## START Exercise materials

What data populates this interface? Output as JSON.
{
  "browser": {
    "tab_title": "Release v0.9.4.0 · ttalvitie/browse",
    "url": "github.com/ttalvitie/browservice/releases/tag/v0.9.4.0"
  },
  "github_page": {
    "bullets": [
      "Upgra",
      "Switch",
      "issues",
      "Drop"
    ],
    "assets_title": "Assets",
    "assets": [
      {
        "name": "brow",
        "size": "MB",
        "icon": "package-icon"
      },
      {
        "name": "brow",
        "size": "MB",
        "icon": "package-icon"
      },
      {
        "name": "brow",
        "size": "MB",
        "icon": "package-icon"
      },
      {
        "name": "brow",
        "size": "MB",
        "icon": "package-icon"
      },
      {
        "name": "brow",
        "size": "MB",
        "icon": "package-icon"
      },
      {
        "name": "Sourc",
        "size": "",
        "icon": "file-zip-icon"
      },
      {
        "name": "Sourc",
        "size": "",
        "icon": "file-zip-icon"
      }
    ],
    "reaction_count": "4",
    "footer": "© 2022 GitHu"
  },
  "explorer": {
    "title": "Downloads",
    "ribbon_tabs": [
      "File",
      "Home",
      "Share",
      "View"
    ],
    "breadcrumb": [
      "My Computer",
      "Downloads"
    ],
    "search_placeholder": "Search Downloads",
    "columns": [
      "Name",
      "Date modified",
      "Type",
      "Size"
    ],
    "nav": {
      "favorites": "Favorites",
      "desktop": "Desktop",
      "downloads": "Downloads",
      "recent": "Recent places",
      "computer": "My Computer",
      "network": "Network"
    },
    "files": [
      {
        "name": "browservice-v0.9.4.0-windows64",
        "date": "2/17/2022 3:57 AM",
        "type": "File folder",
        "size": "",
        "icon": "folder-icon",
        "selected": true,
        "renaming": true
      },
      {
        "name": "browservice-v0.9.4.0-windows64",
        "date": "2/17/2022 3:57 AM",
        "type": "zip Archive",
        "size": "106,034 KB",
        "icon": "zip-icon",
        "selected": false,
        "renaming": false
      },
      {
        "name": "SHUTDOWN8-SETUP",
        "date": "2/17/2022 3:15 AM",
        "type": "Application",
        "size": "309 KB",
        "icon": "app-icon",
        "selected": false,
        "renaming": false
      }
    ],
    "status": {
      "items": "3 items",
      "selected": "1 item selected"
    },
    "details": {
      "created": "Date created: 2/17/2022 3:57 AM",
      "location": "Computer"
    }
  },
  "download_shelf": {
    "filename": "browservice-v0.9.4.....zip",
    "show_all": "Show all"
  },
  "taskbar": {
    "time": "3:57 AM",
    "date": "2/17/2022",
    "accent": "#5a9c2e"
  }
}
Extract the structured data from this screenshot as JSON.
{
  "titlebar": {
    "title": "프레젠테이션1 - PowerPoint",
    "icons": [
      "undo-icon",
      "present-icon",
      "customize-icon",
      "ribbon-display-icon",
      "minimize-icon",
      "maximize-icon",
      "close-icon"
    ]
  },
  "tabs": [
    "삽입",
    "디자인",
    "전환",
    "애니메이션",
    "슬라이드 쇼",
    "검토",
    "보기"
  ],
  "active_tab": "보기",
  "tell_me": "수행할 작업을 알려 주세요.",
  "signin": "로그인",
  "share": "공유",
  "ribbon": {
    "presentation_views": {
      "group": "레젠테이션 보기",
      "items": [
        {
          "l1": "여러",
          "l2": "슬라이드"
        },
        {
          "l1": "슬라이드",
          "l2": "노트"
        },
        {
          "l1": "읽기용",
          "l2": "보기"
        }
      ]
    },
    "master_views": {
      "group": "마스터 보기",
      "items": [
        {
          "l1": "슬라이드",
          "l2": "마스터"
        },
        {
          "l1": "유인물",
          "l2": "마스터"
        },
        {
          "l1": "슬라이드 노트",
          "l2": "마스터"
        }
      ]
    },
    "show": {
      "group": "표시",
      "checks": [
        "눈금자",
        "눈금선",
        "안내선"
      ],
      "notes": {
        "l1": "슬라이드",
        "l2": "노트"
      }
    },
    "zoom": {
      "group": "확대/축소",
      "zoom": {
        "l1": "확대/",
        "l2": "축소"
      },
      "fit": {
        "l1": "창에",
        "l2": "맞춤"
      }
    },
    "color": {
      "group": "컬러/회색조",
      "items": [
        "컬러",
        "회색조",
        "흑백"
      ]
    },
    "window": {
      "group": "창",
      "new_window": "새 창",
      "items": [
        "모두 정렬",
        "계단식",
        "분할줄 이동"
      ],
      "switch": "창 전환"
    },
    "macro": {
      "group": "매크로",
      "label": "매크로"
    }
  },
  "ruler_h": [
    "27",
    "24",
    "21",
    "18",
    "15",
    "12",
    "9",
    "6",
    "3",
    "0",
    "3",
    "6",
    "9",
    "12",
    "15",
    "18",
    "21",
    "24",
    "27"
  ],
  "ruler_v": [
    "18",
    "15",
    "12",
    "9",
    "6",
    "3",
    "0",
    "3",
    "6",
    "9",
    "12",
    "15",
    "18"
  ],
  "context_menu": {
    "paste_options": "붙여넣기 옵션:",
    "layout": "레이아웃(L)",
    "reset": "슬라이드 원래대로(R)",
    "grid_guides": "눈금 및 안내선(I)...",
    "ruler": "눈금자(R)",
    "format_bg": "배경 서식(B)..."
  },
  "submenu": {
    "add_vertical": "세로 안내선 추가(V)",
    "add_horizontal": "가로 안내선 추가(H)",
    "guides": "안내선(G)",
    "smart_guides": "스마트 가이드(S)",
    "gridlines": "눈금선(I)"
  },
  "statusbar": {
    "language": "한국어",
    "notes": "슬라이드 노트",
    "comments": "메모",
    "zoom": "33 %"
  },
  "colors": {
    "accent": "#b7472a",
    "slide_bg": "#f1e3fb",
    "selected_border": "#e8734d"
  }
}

## END Exercise materials

### [The problem]
Copy out every line of the data above, exactly as given.

### [Complete answer]
What data populates this interface? Output as JSON.
{
  "browser": {
    "tab_title": "Release v0.9.4.0 · ttalvitie/browse",
    "url": "github.com/ttalvitie/browservice/releases/tag/v0.9.4.0"
  },
  "github_page": {
    "bullets": [
      "Upgra",
      "Switch",
      "issues",
      "Drop"
    ],
    "assets_title": "Assets",
    "assets": [
      {
        "name": "brow",
        "size": "MB",
        "icon": "package-icon"
      },
      {
        "name": "brow",
        "size": "MB",
        "icon": "package-icon"
      },
      {
        "name": "brow",
        "size": "MB",
        "icon": "package-icon"
      },
      {
        "name": "brow",
        "size": "MB",
        "icon": "package-icon"
      },
      {
        "name": "brow",
        "size": "MB",
        "icon": "package-icon"
      },
      {
        "name": "Sourc",
        "size": "",
        "icon": "file-zip-icon"
      },
      {
        "name": "Sourc",
        "size": "",
        "icon": "file-zip-icon"
      }
    ],
    "reaction_count": "4",
    "footer": "© 2022 GitHu"
  },
  "explorer": {
    "title": "Downloads",
    "ribbon_tabs": [
      "File",
      "Home",
      "Share",
      "View"
    ],
    "breadcrumb": [
      "My Computer",
      "Downloads"
    ],
    "search_placeholder": "Search Downloads",
    "columns": [
      "Name",
      "Date modified",
      "Type",
      "Size"
    ],
    "nav": {
      "favorites": "Favorites",
      "desktop": "Desktop",
      "downloads": "Downloads",
      "recent": "Recent places",
      "computer": "My Computer",
      "network": "Network"
    },
    "files": [
      {
        "name": "browservice-v0.9.4.0-windows64",
        "date": "2/17/2022 3:57 AM",
        "type": "File folder",
        "size": "",
        "icon": "folder-icon",
        "selected": true,
        "renaming": true
      },
      {
        "name": "browservice-v0.9.4.0-windows64",
        "date": "2/17/2022 3:57 AM",
        "type": "zip Archive",
        "size": "106,034 KB",
        "icon": "zip-icon",
        "selected": false,
        "renaming": false
      },
      {
        "name": "SHUTDOWN8-SETUP",
        "date": "2/17/2022 3:15 AM",
        "type": "Application",
        "size": "309 KB",
        "icon": "app-icon",
        "selected": false,
        "renaming": false
      }
    ],
    "status": {
      "items": "3 items",
      "selected": "1 item selected"
    },
    "details": {
      "created": "Date created: 2/17/2022 3:57 AM",
      "location": "Computer"
    }
  },
  "download_shelf": {
    "filename": "browservice-v0.9.4.....zip",
    "show_all": "Show all"
  },
  "taskbar": {
    "time": "3:57 AM",
    "date": "2/17/2022",
    "accent": "#5a9c2e"
  }
}
Extract the structured data from this screenshot as JSON.
{
  "titlebar": {
    "title": "프레젠테이션1 - PowerPoint",
    "icons": [
      "undo-icon",
      "present-icon",
      "customize-icon",
      "ribbon-display-icon",
      "minimize-icon",
      "maximize-icon",
      "close-icon"
    ]
  },
  "tabs": [
    "삽입",
    "디자인",
    "전환",
    "애니메이션",
    "슬라이드 쇼",
    "검토",
    "보기"
  ],
  "active_tab": "보기",
  "tell_me": "수행할 작업을 알려 주세요.",
  "signin": "로그인",
  "share": "공유",
  "ribbon": {
    "presentation_views": {
      "group": "레젠테이션 보기",
      "items": [
        {
          "l1": "여러",
          "l2": "슬라이드"
        },
        {
          "l1": "슬라이드",
          "l2": "노트"
        },
        {
          "l1": "읽기용",
          "l2": "보기"
        }
      ]
    },
    "master_views": {
      "group": "마스터 보기",
      "items": [
        {
          "l1": "슬라이드",
          "l2": "마스터"
        },
        {
          "l1": "유인물",
          "l2": "마스터"
        },
        {
          "l1": "슬라이드 노트",
          "l2": "마스터"
        }
      ]
    },
    "show": {
      "group": "표시",
      "checks": [
        "눈금자",
        "눈금선",
        "안내선"
      ],
      "notes": {
        "l1": "슬라이드",
        "l2": "노트"
      }
    },
    "zoom": {
      "group": "확대/축소",
      "zoom": {
        "l1": "확대/",
        "l2": "축소"
      },
      "fit": {
        "l1": "창에",
        "l2": "맞춤"
      }
    },
    "color": {
      "group": "컬러/회색조",
      "items": [
        "컬러",
        "회색조",
        "흑백"
      ]
    },
    "window": {
      "group": "창",
      "new_window": "새 창",
      "items": [
        "모두 정렬",
        "계단식",
        "분할줄 이동"
      ],
      "switch": "창 전환"
    },
    "macro": {
      "group": "매크로",
      "label": "매크로"
    }
  },
  "ruler_h": [
    "27",
    "24",
    "21",
    "18",
    "15",
    "12",
    "9",
    "6",
    "3",
    "0",
    "3",
    "6",
    "9",
    "12",
    "15",
    "18",
    "21",
    "24",
    "27"
  ],
  "ruler_v": [
    "18",
    "15",
    "12",
    "9",
    "6",
    "3",
    "0",
    "3",
    "6",
    "9",
    "12",
    "15",
    "18"
  ],
  "context_menu": {
    "paste_options": "붙여넣기 옵션:",
    "layout": "레이아웃(L)",
    "reset": "슬라이드 원래대로(R)",
    "grid_guides": "눈금 및 안내선(I)...",
    "ruler": "눈금자(R)",
    "format_bg": "배경 서식(B)..."
  },
  "submenu": {
    "add_vertical": "세로 안내선 추가(V)",
    "add_horizontal": "가로 안내선 추가(H)",
    "guides": "안내선(G)",
    "smart_guides": "스마트 가이드(S)",
    "gridlines": "눈금선(I)"
  },
  "statusbar": {
    "language": "한국어",
    "notes": "슬라이드 노트",
    "comments": "메모",
    "zoom": "33 %"
  },
  "colors": {
    "accent": "#b7472a",
    "slide_bg": "#f1e3fb",
    "selected_border": "#e8734d"
  }
}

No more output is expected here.